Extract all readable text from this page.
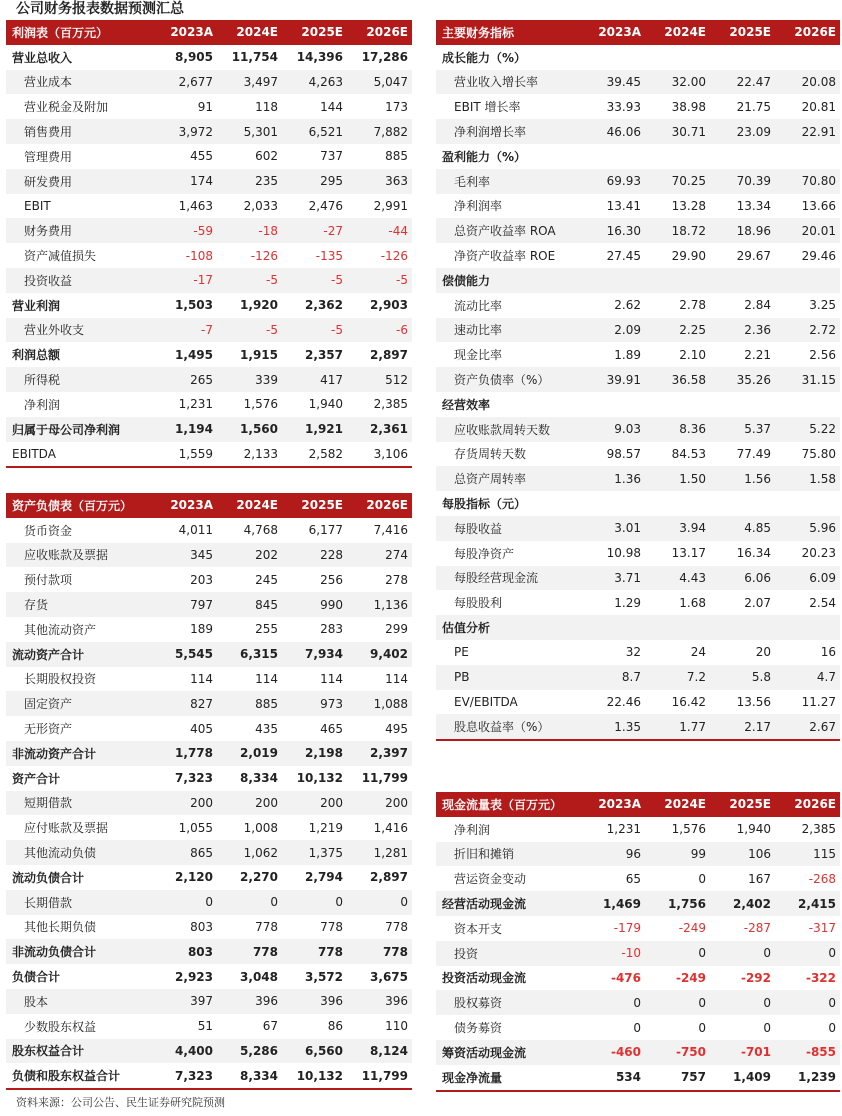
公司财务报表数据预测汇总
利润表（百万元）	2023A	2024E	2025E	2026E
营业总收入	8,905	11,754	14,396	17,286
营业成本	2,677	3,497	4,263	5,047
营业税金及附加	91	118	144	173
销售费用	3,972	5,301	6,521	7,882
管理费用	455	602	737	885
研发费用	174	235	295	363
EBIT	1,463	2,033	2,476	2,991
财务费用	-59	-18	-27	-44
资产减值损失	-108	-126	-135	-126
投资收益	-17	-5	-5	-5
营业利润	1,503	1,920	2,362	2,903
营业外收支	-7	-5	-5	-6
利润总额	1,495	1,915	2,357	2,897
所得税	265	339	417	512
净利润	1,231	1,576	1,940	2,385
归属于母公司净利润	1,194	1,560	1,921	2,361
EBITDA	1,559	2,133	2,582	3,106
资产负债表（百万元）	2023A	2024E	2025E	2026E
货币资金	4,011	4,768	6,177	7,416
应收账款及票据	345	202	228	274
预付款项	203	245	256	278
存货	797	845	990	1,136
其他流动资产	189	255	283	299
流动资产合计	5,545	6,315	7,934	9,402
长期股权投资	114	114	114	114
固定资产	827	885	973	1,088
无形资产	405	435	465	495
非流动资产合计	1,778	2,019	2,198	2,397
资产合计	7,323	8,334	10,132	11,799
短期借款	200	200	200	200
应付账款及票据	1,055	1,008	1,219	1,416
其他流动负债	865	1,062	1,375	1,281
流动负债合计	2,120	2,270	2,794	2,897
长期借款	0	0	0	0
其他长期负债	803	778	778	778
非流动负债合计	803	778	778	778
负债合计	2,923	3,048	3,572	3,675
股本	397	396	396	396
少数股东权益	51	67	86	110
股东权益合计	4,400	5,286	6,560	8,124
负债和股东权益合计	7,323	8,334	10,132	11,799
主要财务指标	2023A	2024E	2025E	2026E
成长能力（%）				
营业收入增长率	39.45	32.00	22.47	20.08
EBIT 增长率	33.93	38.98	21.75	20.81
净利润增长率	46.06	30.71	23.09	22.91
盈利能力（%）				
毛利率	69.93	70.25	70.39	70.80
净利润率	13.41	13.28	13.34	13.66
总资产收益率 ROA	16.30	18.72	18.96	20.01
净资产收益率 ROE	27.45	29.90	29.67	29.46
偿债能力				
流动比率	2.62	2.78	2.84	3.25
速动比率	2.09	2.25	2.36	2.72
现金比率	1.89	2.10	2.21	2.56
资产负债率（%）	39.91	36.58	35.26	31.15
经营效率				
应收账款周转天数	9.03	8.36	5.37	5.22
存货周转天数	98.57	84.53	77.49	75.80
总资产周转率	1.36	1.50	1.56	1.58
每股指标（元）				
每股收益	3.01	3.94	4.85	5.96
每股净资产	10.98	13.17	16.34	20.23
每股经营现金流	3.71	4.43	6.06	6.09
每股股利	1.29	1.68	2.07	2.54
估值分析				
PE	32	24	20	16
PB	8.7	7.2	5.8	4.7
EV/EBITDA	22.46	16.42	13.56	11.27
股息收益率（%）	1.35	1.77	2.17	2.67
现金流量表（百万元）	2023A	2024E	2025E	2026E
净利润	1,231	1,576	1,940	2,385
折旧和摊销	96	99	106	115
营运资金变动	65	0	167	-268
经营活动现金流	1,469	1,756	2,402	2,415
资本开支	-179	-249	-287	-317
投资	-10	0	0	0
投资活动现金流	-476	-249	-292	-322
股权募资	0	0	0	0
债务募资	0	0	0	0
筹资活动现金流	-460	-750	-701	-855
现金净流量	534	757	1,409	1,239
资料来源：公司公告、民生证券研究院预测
_ _ _ _
Without including any pictures, please restate all the records exactly.

Extract all readable text from this page.
公司财务报表数据预测汇总
利润表（百万元）	2023A	2024E	2025E	2026E
营业总收入	8,905	11,754	14,396	17,286
营业成本	2,677	3,497	4,263	5,047
营业税金及附加	91	118	144	173
销售费用	3,972	5,301	6,521	7,882
管理费用	455	602	737	885
研发费用	174	235	295	363
EBIT	1,463	2,033	2,476	2,991
财务费用	-59	-18	-27	-44
资产减值损失	-108	-126	-135	-126
投资收益	-17	-5	-5	-5
营业利润	1,503	1,920	2,362	2,903
营业外收支	-7	-5	-5	-6
利润总额	1,495	1,915	2,357	2,897
所得税	265	339	417	512
净利润	1,231	1,576	1,940	2,385
归属于母公司净利润	1,194	1,560	1,921	2,361
EBITDA	1,559	2,133	2,582	3,106
资产负债表（百万元）	2023A	2024E	2025E	2026E
货币资金	4,011	4,768	6,177	7,416
应收账款及票据	345	202	228	274
预付款项	203	245	256	278
存货	797	845	990	1,136
其他流动资产	189	255	283	299
流动资产合计	5,545	6,315	7,934	9,402
长期股权投资	114	114	114	114
固定资产	827	885	973	1,088
无形资产	405	435	465	495
非流动资产合计	1,778	2,019	2,198	2,397
资产合计	7,323	8,334	10,132	11,799
短期借款	200	200	200	200
应付账款及票据	1,055	1,008	1,219	1,416
其他流动负债	865	1,062	1,375	1,281
流动负债合计	2,120	2,270	2,794	2,897
长期借款	0	0	0	0
其他长期负债	803	778	778	778
非流动负债合计	803	778	778	778
负债合计	2,923	3,048	3,572	3,675
股本	397	396	396	396
少数股东权益	51	67	86	110
股东权益合计	4,400	5,286	6,560	8,124
负债和股东权益合计	7,323	8,334	10,132	11,799
主要财务指标	2023A	2024E	2025E	2026E
成长能力（%）				
营业收入增长率	39.45	32.00	22.47	20.08
EBIT 增长率	33.93	38.98	21.75	20.81
净利润增长率	46.06	30.71	23.09	22.91
盈利能力（%）				
毛利率	69.93	70.25	70.39	70.80
净利润率	13.41	13.28	13.34	13.66
总资产收益率 ROA	16.30	18.72	18.96	20.01
净资产收益率 ROE	27.45	29.90	29.67	29.46
偿债能力				
流动比率	2.62	2.78	2.84	3.25
速动比率	2.09	2.25	2.36	2.72
现金比率	1.89	2.10	2.21	2.56
资产负债率（%）	39.91	36.58	35.26	31.15
经营效率				
应收账款周转天数	9.03	8.36	5.37	5.22
存货周转天数	98.57	84.53	77.49	75.80
总资产周转率	1.36	1.50	1.56	1.58
每股指标（元）				
每股收益	3.01	3.94	4.85	5.96
每股净资产	10.98	13.17	16.34	20.23
每股经营现金流	3.71	4.43	6.06	6.09
每股股利	1.29	1.68	2.07	2.54
估值分析				
PE	32	24	20	16
PB	8.7	7.2	5.8	4.7
EV/EBITDA	22.46	16.42	13.56	11.27
股息收益率（%）	1.35	1.77	2.17	2.67
现金流量表（百万元）	2023A	2024E	2025E	2026E
净利润	1,231	1,576	1,940	2,385
折旧和摊销	96	99	106	115
营运资金变动	65	0	167	-268
经营活动现金流	1,469	1,756	2,402	2,415
资本开支	-179	-249	-287	-317
投资	-10	0	0	0
投资活动现金流	-476	-249	-292	-322
股权募资	0	0	0	0
债务募资	0	0	0	0
筹资活动现金流	-460	-750	-701	-855
现金净流量	534	757	1,409	1,239
资料来源：公司公告、民生证券研究院预测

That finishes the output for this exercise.